# Start of Record extracts
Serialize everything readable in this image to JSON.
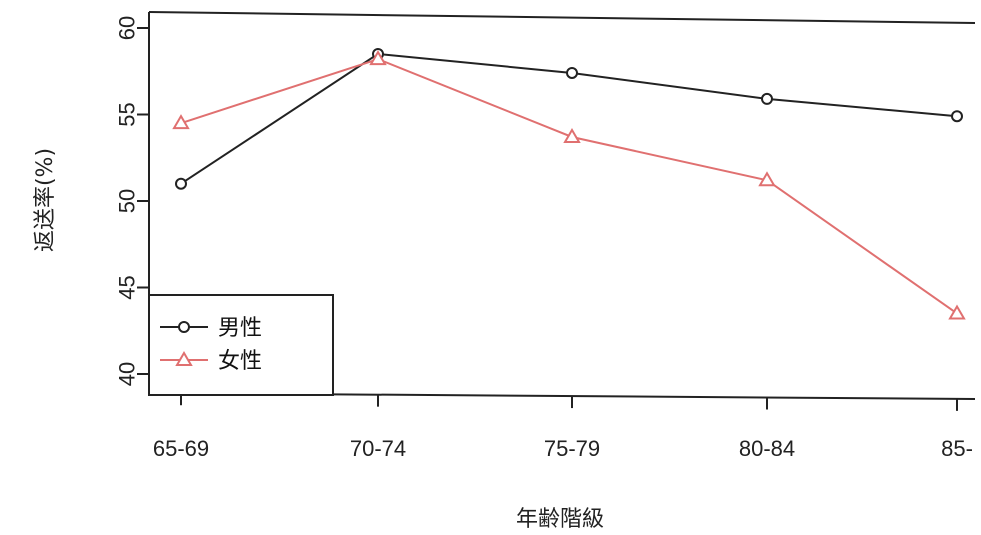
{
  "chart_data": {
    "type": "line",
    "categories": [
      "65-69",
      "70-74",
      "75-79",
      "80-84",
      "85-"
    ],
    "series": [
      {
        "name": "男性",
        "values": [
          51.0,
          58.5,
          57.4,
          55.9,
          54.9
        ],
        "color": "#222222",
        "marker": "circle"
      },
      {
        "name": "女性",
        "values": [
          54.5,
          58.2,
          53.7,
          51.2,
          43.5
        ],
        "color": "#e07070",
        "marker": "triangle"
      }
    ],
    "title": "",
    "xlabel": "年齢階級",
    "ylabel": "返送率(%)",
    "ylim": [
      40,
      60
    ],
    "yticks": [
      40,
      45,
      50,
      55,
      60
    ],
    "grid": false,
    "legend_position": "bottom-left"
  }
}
# End of Record extracts
What is being asked> Copy the records word for word, leaving no picture in the copy.

Complete answer>
Serialize everything readable in this image to JSON.
{
  "chart_data": {
    "type": "line",
    "categories": [
      "65-69",
      "70-74",
      "75-79",
      "80-84",
      "85-"
    ],
    "series": [
      {
        "name": "男性",
        "values": [
          51.0,
          58.5,
          57.4,
          55.9,
          54.9
        ],
        "color": "#222222",
        "marker": "circle"
      },
      {
        "name": "女性",
        "values": [
          54.5,
          58.2,
          53.7,
          51.2,
          43.5
        ],
        "color": "#e07070",
        "marker": "triangle"
      }
    ],
    "title": "",
    "xlabel": "年齢階級",
    "ylabel": "返送率(%)",
    "ylim": [
      40,
      60
    ],
    "yticks": [
      40,
      45,
      50,
      55,
      60
    ],
    "grid": false,
    "legend_position": "bottom-left"
  }
}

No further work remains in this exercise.